● REQUIRED TASK 1
According to the signature generation overview, who handles code reviews and deployments for signature generation changes?
● REQUIRED TASK 2
In the records, rewrite the lines that begin at the line containing "y-tick-label: 3.0 <box>23 234 40 248</box>" and stop after the line containing "y-tick-label: 4.0 <box>23 170 40 184</box>", substituting "y-axis-label" for every "y-tick-label" and leaving everything else unchanged.

● SOURCE DOCUMENT
———
Signature Generation¶
Overview¶
When processing a crash report, Socorro generates a crash signature. The signature is a short string that lets us group crash reports that likely have a common cause together.
Signature generation typically starts with a string based on the stack of the crashing thread. Various rules are applied that adjust the signature and after everything is done, we have a Socorro crash signature.
Signature generation is finicky. When it generates too coarse a signature, then crash reports that have nothing to do with one another end up grouped together. When it generates too fine a signature, then crash reports end up in very small groups which are unlikely to be looked at. Since technologies are constantly changing, we’re constantly honing signature generation.
Anyone can suggest changes to signature generation. It’s the part of the crash ingestion pipeline that’s maintained by non-Socorro developers.
Signature generation code is here:
https://github.com/mozilla-services/socorro/tree/main/socorro/signature
The lists for configuring the C signature generation class are here:
https://github.com/mozilla-services/socorro/tree/main/socorro/signature/siglists
How to make a signature generation change¶
Signature generation changes are typically self-service. Code reviews and deployments are handled by the Socorro maintainers, but we ask you to file a pull request on GitHub with the desired change.
To make a change to signature generation:
Write up a bug in the Socorro product and please include the following:
explanation of what the problem you want to solve is
urls of examples of crashes that have the problem you’re trying to solve
Examples of signature generation change bugs:
If you’ve made changes to signature generation before or you’re confident in the change you’re making, you can make changes directly using the GitHub interface:
https://github.com/mozilla-services/socorro/tree/main/socorro/signature/siglists
If you want to test your changes or experiment with them, then you’ll need to set up a local development environment and make the changes with a GitHub pull request.
See Development for setting up a local development environment.
Read through the rest of this chapter which describes how signature generation works, what files are involved, and how to test changes.
———
● INFORMATION GIVEN
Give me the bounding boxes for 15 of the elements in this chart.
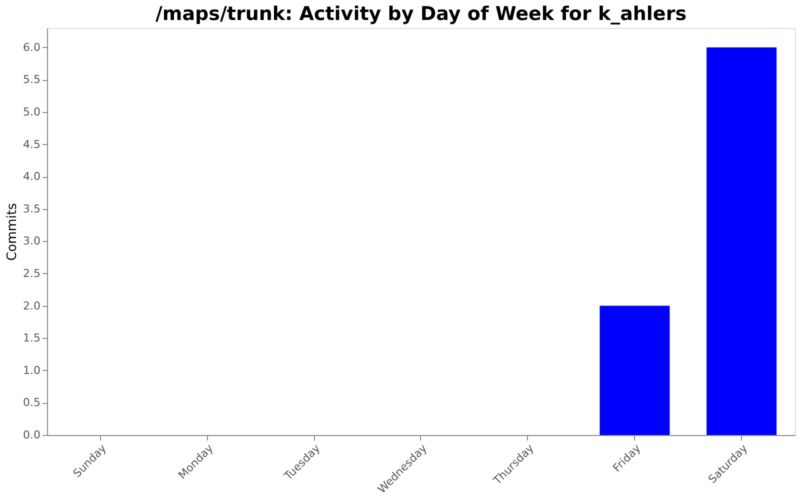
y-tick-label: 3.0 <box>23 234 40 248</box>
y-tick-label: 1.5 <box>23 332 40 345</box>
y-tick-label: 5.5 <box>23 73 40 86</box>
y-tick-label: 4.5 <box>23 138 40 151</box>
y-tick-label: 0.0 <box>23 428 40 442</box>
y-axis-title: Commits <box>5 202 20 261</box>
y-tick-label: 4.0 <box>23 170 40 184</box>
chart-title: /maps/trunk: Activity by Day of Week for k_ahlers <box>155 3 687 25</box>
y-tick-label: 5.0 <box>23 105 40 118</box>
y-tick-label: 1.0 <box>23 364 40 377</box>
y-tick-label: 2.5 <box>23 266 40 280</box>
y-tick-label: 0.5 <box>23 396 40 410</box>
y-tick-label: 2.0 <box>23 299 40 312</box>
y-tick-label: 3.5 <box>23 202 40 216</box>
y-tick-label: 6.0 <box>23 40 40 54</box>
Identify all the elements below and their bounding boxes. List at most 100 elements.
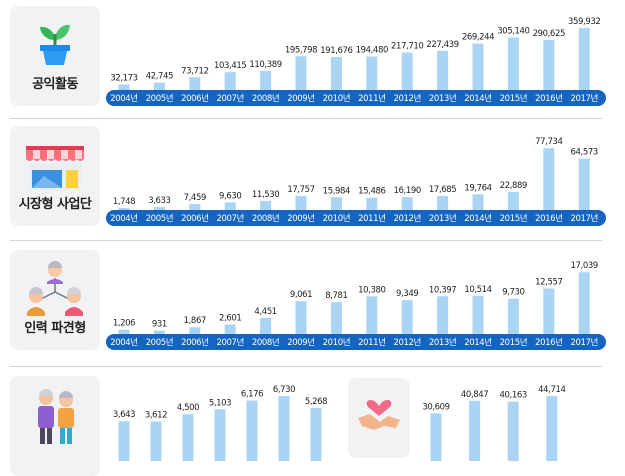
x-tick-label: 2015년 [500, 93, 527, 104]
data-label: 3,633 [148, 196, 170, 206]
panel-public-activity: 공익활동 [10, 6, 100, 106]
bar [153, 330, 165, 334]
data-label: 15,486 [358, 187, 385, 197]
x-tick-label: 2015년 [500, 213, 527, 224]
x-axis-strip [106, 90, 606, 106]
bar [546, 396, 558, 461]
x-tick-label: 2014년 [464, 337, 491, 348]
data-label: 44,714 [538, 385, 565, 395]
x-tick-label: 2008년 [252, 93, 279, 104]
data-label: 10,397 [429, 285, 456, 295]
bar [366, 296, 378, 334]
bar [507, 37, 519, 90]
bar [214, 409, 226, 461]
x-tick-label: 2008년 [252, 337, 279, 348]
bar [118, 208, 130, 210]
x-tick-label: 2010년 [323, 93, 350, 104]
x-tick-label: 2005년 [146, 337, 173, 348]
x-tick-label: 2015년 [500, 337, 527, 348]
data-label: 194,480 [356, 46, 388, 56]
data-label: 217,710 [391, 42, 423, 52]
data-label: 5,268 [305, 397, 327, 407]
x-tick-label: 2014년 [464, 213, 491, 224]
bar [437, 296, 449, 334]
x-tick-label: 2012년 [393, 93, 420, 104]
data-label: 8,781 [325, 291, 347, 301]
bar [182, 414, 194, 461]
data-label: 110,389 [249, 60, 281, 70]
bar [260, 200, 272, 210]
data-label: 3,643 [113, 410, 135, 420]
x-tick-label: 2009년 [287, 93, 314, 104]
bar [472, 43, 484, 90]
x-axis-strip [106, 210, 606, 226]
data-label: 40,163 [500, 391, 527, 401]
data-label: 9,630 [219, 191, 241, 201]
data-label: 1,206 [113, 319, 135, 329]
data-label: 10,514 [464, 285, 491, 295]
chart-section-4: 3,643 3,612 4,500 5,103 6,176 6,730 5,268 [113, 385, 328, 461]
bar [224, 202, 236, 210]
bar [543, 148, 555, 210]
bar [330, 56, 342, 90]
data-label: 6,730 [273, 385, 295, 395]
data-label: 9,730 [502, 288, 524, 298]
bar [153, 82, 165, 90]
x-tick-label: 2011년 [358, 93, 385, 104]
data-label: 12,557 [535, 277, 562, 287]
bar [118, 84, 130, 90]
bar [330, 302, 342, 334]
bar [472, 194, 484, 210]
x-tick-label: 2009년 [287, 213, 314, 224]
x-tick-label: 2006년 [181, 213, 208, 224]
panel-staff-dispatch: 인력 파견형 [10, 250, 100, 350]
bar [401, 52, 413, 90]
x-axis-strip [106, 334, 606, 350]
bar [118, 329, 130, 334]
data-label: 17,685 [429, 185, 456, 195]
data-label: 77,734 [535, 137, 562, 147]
———
● RESULT 1
The Socorro maintainers.

● RESULT 2
y-axis-label: 3.0 <box>23 234 40 248</box>
y-axis-label: 1.5 <box>23 332 40 345</box>
y-axis-label: 5.5 <box>23 73 40 86</box>
y-axis-label: 4.5 <box>23 138 40 151</box>
y-axis-label: 0.0 <box>23 428 40 442</box>
y-axis-title: Commits <box>5 202 20 261</box>
y-axis-label: 4.0 <box>23 170 40 184</box>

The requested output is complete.